**Given exercise**
Count the lines below that contain the string "link", matching case exactly, and reply with the number alone.

- - - - -

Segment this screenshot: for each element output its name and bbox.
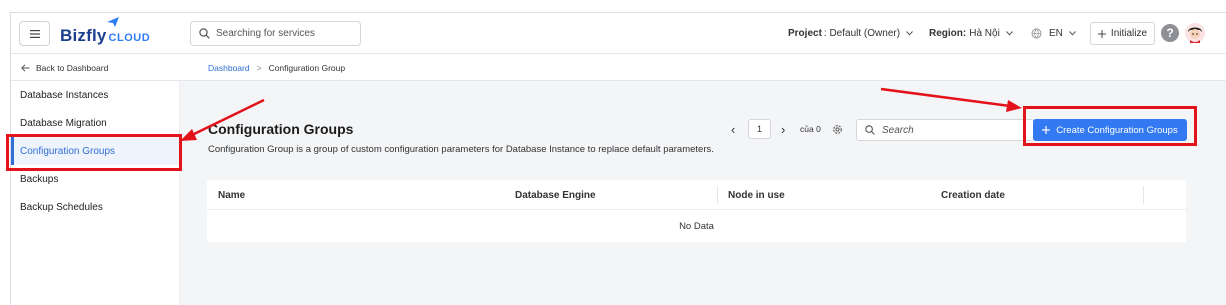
project-selector[interactable]: Project : Default (Owner) [788, 13, 913, 54]
service-search-box[interactable] [190, 21, 361, 46]
chevron-left-icon: ‹ [731, 121, 736, 137]
chevron-down-icon [1005, 31, 1013, 36]
sidebar-item-database-migration[interactable]: Database Migration [11, 109, 180, 137]
table-header: Name Database Engine Node in use Creatio… [207, 180, 1186, 210]
column-divider [717, 186, 718, 204]
chevron-right-icon: › [781, 121, 786, 137]
top-header: Bizfly CLOUD Project : Default (Owner) R… [11, 13, 1226, 54]
column-header-database-engine[interactable]: Database Engine [515, 180, 596, 210]
configuration-search-box[interactable] [856, 119, 1034, 141]
bizfly-logo[interactable]: Bizfly CLOUD [60, 17, 151, 46]
project-label: Project [788, 28, 822, 39]
paper-plane-icon [107, 17, 119, 27]
project-value: : Default (Owner) [823, 28, 901, 39]
configuration-search-input[interactable] [882, 124, 1022, 136]
hamburger-icon [29, 29, 40, 38]
table-settings-button[interactable] [832, 119, 843, 139]
help-icon[interactable]: ? [1161, 24, 1179, 42]
gear-icon [833, 124, 842, 134]
column-header-creation-date[interactable]: Creation date [941, 180, 1005, 210]
page-number-input[interactable]: 1 [748, 119, 771, 139]
column-divider [1143, 186, 1144, 204]
pagination-next-button[interactable]: › [781, 119, 785, 139]
search-icon [865, 125, 875, 135]
sidebar-item-label: Backups [20, 173, 59, 185]
page-title: Configuration Groups [208, 121, 354, 137]
highlight-box-sidebar [6, 134, 182, 171]
back-label: Back to Dashboard [36, 62, 109, 73]
page-description: Configuration Group is a group of custom… [208, 144, 714, 155]
breadcrumb: Dashboard > Configuration Group [208, 54, 345, 81]
arrow-left-icon [21, 63, 30, 72]
initialize-button[interactable]: Initialize [1090, 22, 1155, 45]
table-empty-state: No Data [679, 220, 714, 232]
menu-toggle-button[interactable] [19, 21, 50, 46]
back-to-dashboard-link[interactable]: Back to Dashboard [21, 54, 108, 81]
sidebar-item-backup-schedules[interactable]: Backup Schedules [11, 193, 180, 221]
avatar[interactable] [1185, 23, 1205, 43]
sub-header: Back to Dashboard Dashboard > Configurat… [11, 54, 1226, 81]
language-value: EN [1049, 28, 1063, 39]
initialize-label: Initialize [1110, 28, 1148, 39]
breadcrumb-current: Configuration Group [268, 62, 346, 73]
sidebar-item-database-instances[interactable]: Database Instances [11, 81, 180, 109]
region-value: Hà Nội [969, 28, 1000, 39]
logo-text: Bizfly [60, 26, 107, 45]
breadcrumb-separator: > [256, 62, 262, 73]
app-window: Bizfly CLOUD Project : Default (Owner) R… [10, 12, 1226, 305]
search-icon [199, 28, 210, 39]
column-header-node-in-use[interactable]: Node in use [728, 180, 785, 210]
column-header-name[interactable]: Name [218, 180, 245, 210]
sidebar-item-label: Database Instances [20, 89, 109, 101]
sidebar: Database Instances Database Migration Co… [11, 81, 180, 305]
service-search-input[interactable] [216, 28, 346, 39]
language-selector[interactable]: EN [1031, 13, 1076, 54]
region-label: Region: [929, 28, 967, 39]
plus-icon [1097, 29, 1106, 38]
configuration-groups-table: Name Database Engine Node in use Creatio… [207, 180, 1186, 242]
chevron-down-icon [1069, 31, 1076, 36]
pagination-prev-button[interactable]: ‹ [731, 119, 735, 139]
breadcrumb-dashboard-link[interactable]: Dashboard [208, 63, 250, 73]
region-selector[interactable]: Region: Hà Nội [929, 13, 1013, 54]
logo-subtext: CLOUD [108, 32, 151, 44]
pagination-total-label: của 0 [800, 124, 821, 134]
sidebar-item-label: Backup Schedules [20, 201, 103, 213]
highlight-box-create-button [1023, 106, 1197, 146]
sidebar-item-label: Database Migration [20, 117, 107, 129]
pagination-total: của 0 [800, 119, 821, 139]
chevron-down-icon [906, 31, 913, 36]
globe-icon [1031, 28, 1042, 39]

- - - - -

**Written solution**
2